» **取り組む課題**
「link-preview-card[interactable]: Loriot - Skat」を含む行から「reaction-summary[interactable]: 👍 😆」を含む行まで（両端を含む）を、「番号」と「内容」の2列からなるMarkdownの表として書き出すこと。「番号」には通し番号、「内容」にはその行を入れ、空行は除く。

» **提示された行**
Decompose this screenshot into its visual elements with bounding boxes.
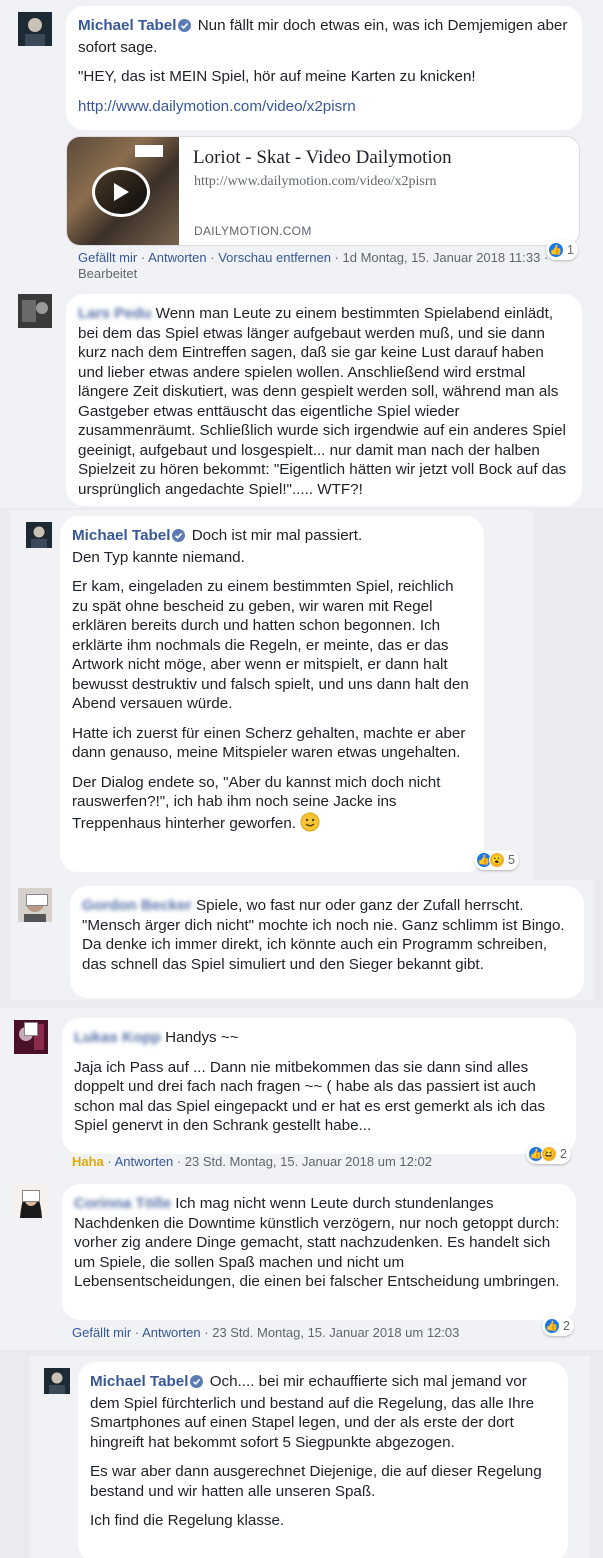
link-preview-card[interactable]: Loriot - Skat - Video Dailymotion http:/… bbox=[66, 136, 580, 246]
video-thumbnail[interactable] bbox=[67, 137, 179, 245]
avatar[interactable] bbox=[26, 522, 52, 548]
comment-meta: Gefällt mir · Antworten · Vorschau entfe… bbox=[78, 250, 549, 281]
preview-url: http://www.dailymotion.com/video/x2pisrn bbox=[194, 174, 437, 189]
edited-label: Bearbeitet bbox=[78, 266, 138, 281]
reaction-summary[interactable]: 👍 😮 5 bbox=[474, 850, 519, 870]
comment-text: Er kam, eingeladen zu einem bestimmten S… bbox=[72, 578, 469, 712]
wow-icon: 😮 bbox=[489, 852, 505, 868]
comment-bubble: Michael Tabel Och.... bei mir echauffier… bbox=[78, 1362, 568, 1558]
verified-badge-icon bbox=[172, 528, 186, 548]
reaction-summary[interactable]: 👍 😆 2 bbox=[526, 1144, 571, 1164]
author-name[interactable]: Lukas Kopp bbox=[74, 1029, 161, 1046]
smiley-emoji-icon bbox=[300, 812, 320, 832]
author-name[interactable]: Corinna Tölle bbox=[74, 1195, 171, 1212]
comment-text: Handys ~~ bbox=[165, 1029, 239, 1046]
comment-5: Lukas Kopp Handys ~~ Jaja ich Pass auf .… bbox=[0, 1008, 603, 1178]
comment-bubble: Lukas Kopp Handys ~~ Jaja ich Pass auf .… bbox=[62, 1018, 576, 1154]
haha-action[interactable]: Haha bbox=[72, 1154, 104, 1169]
author-name[interactable]: Michael Tabel bbox=[90, 1373, 188, 1390]
reply-action[interactable]: Antworten bbox=[148, 250, 207, 265]
comment-text: Hatte ich zuerst für einen Scherz gehalt… bbox=[72, 724, 466, 762]
avatar[interactable] bbox=[18, 12, 52, 46]
reaction-summary[interactable]: 👍 2 bbox=[542, 1316, 574, 1336]
comment-link[interactable]: http://www.dailymotion.com/video/x2pisrn bbox=[78, 98, 356, 115]
reaction-count: 5 bbox=[508, 853, 515, 867]
author-name[interactable]: Gordon Becker bbox=[82, 897, 192, 914]
comment-text: Wenn man Leute zu einem bestimmten Spiel… bbox=[78, 305, 567, 498]
avatar[interactable] bbox=[44, 1368, 70, 1394]
timestamp[interactable]: 23 Std. Montag, 15. Januar 2018 um 12:02 bbox=[185, 1154, 432, 1169]
preview-domain: DAILYMOTION.COM bbox=[194, 224, 312, 238]
comment-3: Michael Tabel Doch ist mir mal passiert.… bbox=[10, 510, 534, 880]
comment-text: Der Dialog endete so, "Aber du kannst mi… bbox=[72, 773, 441, 832]
author-name[interactable]: Lars Pedu bbox=[78, 305, 151, 322]
comment-text: "HEY, das ist MEIN Spiel, hör auf meine … bbox=[78, 68, 476, 85]
comment-meta: Gefällt mir · Antworten · 23 Std. Montag… bbox=[72, 1325, 460, 1340]
timestamp[interactable]: 23 Std. Montag, 15. Januar 2018 um 12:03 bbox=[212, 1325, 459, 1340]
comment-4: Gordon Becker Spiele, wo fast nur oder g… bbox=[10, 880, 594, 1000]
comment-bubble: Michael Tabel Doch ist mir mal passiert.… bbox=[60, 516, 484, 872]
comment-text: Ich find die Regelung klasse. bbox=[90, 1512, 285, 1529]
comment-text: Doch ist mir mal passiert. bbox=[191, 527, 363, 544]
reaction-count: 2 bbox=[563, 1319, 570, 1333]
reply-action[interactable]: Antworten bbox=[115, 1154, 174, 1169]
author-name[interactable]: Michael Tabel bbox=[78, 17, 176, 34]
comment-text: Den Typ kannte niemand. bbox=[72, 548, 245, 566]
haha-icon: 😆 bbox=[541, 1146, 557, 1162]
comment-7: Michael Tabel Och.... bei mir echauffier… bbox=[30, 1356, 590, 1558]
preview-title[interactable]: Loriot - Skat - Video Dailymotion bbox=[193, 147, 452, 169]
comment-bubble: Corinna Tölle Ich mag nicht wenn Leute d… bbox=[62, 1184, 576, 1320]
comment-text: Jaja ich Pass auf ... Dann nie mitbekomm… bbox=[74, 1058, 546, 1135]
comment-bubble: Lars Pedu Wenn man Leute zu einem bestim… bbox=[66, 294, 582, 506]
avatar[interactable] bbox=[18, 294, 52, 328]
comment-2: Lars Pedu Wenn man Leute zu einem bestim… bbox=[0, 286, 603, 508]
reaction-count: 2 bbox=[560, 1147, 567, 1161]
comment-6: Corinna Tölle Ich mag nicht wenn Leute d… bbox=[0, 1178, 603, 1350]
timestamp[interactable]: 1d Montag, 15. Januar 2018 11:33 bbox=[343, 250, 541, 265]
comment-bubble: Gordon Becker Spiele, wo fast nur oder g… bbox=[70, 886, 584, 998]
comment-text: Es war aber dann ausgerechnet Diejenige,… bbox=[90, 1463, 542, 1500]
comment-bubble: Michael Tabel Nun fällt mir doch etwas e… bbox=[66, 6, 582, 130]
verified-badge-icon bbox=[190, 1374, 204, 1394]
verified-badge-icon bbox=[178, 18, 192, 38]
comment-1: Michael Tabel Nun fällt mir doch etwas e… bbox=[0, 0, 603, 286]
like-action[interactable]: Gefällt mir bbox=[78, 250, 137, 265]
remove-preview-action[interactable]: Vorschau entfernen bbox=[218, 250, 331, 265]
like-action[interactable]: Gefällt mir bbox=[72, 1325, 131, 1340]
author-name[interactable]: Michael Tabel bbox=[72, 527, 170, 544]
like-icon: 👍 bbox=[544, 1318, 560, 1334]
reply-action[interactable]: Antworten bbox=[142, 1325, 201, 1340]
comment-meta: Haha · Antworten · 23 Std. Montag, 15. J… bbox=[72, 1154, 432, 1169]
play-icon[interactable] bbox=[92, 167, 150, 217]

» **この課題の解答**
| 番号 | 内容 |
|---|---|
| 1 | link-preview-card[interactable]: Loriot - Skat - Video Dailymotion http:/… bbox=[66, 136, 580, 246] |
| 2 | video-thumbnail[interactable] bbox=[67, 137, 179, 245] |
| 3 | avatar[interactable] bbox=[26, 522, 52, 548] |
| 4 | comment-meta: Gefällt mir · Antworten · Vorschau entfe… bbox=[78, 250, 549, 281] |
| 5 | preview-url: http://www.dailymotion.com/video/x2pisrn bbox=[194, 174, 437, 189] |
| 6 | edited-label: Bearbeitet bbox=[78, 266, 138, 281] |
| 7 | reaction-summary[interactable]: 👍 😮 5 bbox=[474, 850, 519, 870] |
| 8 | comment-text: Er kam, eingeladen zu einem bestimmten S… bbox=[72, 578, 469, 712] |
| 9 | wow-icon: 😮 bbox=[489, 852, 505, 868] |
| 10 | comment-bubble: Michael Tabel Och.... bei mir echauffier… bbox=[78, 1362, 568, 1558] |
| 11 | verified-badge-icon bbox=[172, 528, 186, 548] |
| 12 | reaction-summary[interactable]: 👍 😆 2 bbox=[526, 1144, 571, 1164] |